__Data excerpts__:
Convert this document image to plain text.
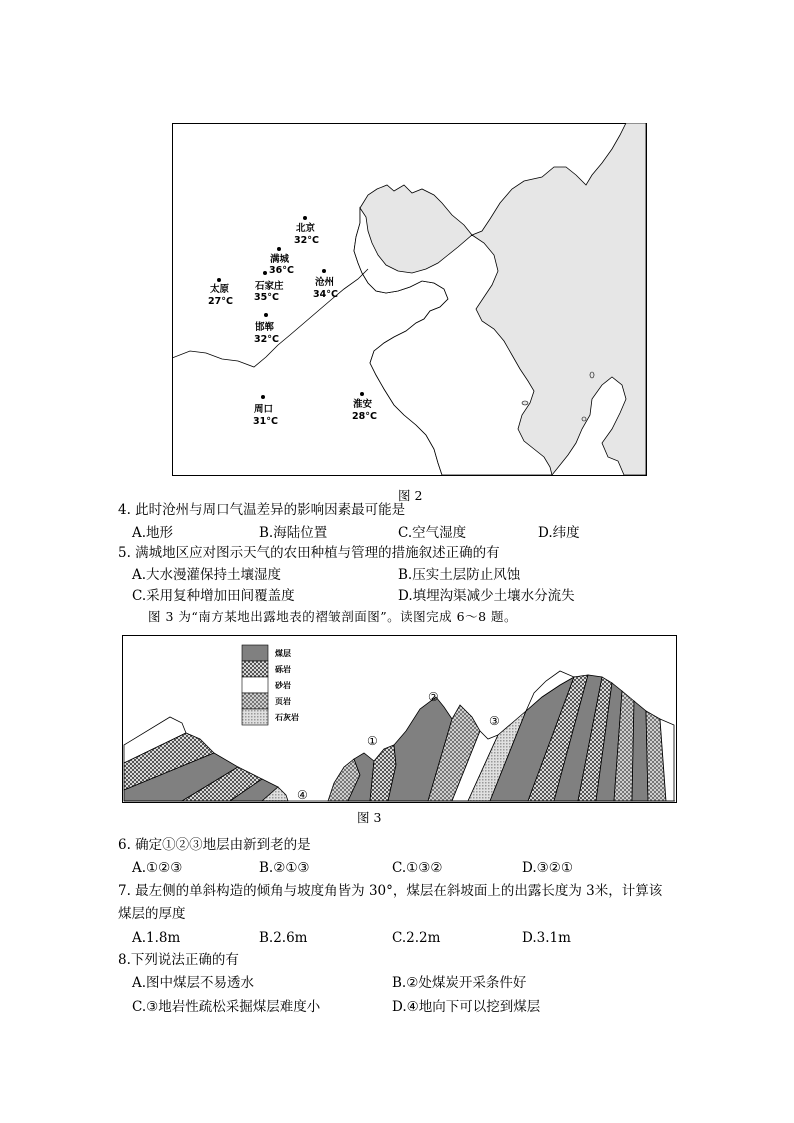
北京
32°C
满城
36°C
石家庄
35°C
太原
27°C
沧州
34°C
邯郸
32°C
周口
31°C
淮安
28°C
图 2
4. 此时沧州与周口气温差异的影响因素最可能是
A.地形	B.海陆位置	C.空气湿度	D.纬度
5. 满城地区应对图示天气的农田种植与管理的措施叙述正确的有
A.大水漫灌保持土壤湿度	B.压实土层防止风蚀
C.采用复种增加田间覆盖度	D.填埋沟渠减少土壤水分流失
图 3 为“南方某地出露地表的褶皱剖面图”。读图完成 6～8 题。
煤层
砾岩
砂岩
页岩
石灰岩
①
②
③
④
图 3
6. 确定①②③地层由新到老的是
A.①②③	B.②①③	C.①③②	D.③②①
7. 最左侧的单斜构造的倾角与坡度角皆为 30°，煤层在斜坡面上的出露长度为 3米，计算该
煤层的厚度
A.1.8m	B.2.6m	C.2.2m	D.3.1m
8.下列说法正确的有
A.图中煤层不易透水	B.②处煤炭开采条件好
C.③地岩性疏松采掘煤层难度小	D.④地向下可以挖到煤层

--

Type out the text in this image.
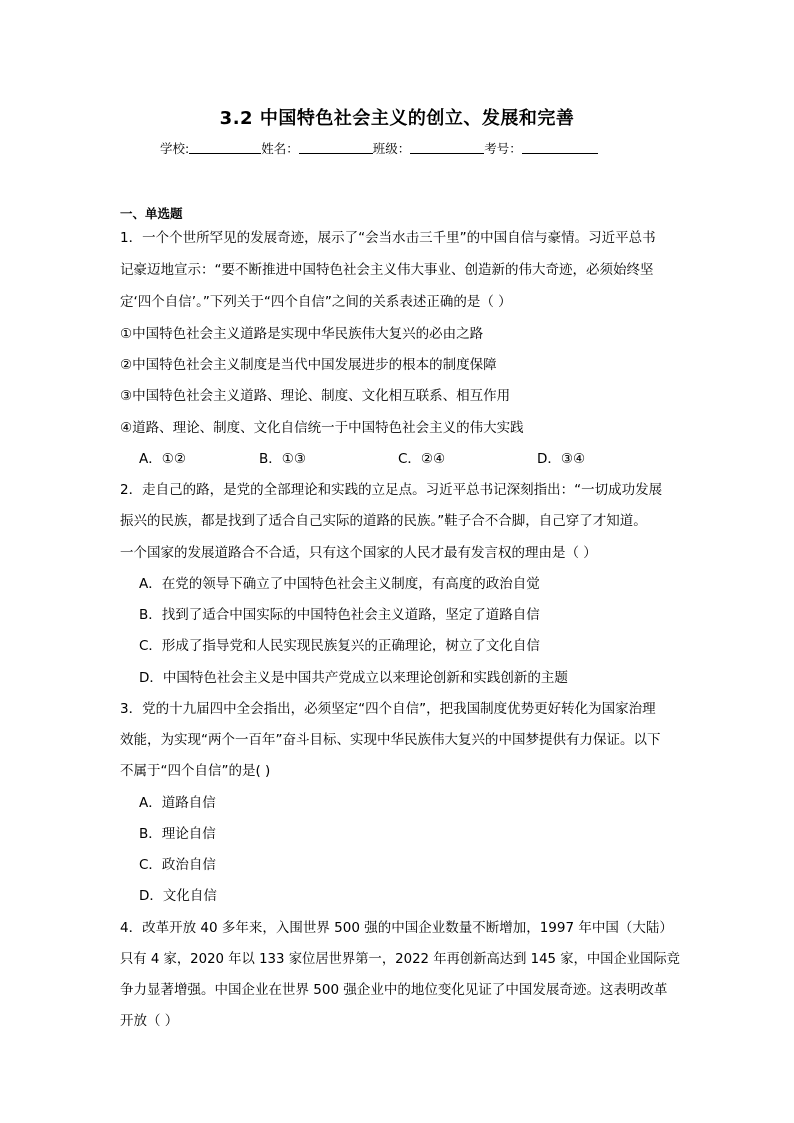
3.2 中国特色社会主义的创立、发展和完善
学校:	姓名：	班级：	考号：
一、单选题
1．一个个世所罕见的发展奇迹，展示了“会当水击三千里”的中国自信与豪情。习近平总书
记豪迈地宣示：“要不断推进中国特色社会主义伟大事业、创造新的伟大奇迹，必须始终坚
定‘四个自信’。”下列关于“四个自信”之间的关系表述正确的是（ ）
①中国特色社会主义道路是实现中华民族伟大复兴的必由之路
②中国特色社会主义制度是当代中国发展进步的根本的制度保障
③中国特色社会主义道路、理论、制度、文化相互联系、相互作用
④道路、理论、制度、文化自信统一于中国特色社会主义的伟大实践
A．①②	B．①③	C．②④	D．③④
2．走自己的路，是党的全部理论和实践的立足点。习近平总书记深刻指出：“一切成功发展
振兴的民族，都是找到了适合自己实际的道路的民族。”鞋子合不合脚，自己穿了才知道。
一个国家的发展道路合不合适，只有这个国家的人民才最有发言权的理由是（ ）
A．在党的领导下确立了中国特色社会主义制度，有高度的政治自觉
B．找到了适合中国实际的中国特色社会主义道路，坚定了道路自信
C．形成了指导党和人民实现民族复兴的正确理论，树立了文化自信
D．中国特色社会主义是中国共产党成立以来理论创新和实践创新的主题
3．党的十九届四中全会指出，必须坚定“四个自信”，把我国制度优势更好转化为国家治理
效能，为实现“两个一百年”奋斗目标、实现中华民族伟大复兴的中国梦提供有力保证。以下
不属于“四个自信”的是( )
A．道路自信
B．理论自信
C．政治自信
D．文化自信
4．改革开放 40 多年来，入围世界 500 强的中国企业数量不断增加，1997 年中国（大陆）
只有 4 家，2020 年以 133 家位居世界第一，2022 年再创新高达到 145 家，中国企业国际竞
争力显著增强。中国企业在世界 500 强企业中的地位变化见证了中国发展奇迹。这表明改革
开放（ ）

__Given request__: Search the records for the word "this" and copy every line where it occurs.

__Output of the task__:
Convert this document image to plain text.
Type out the text in this image.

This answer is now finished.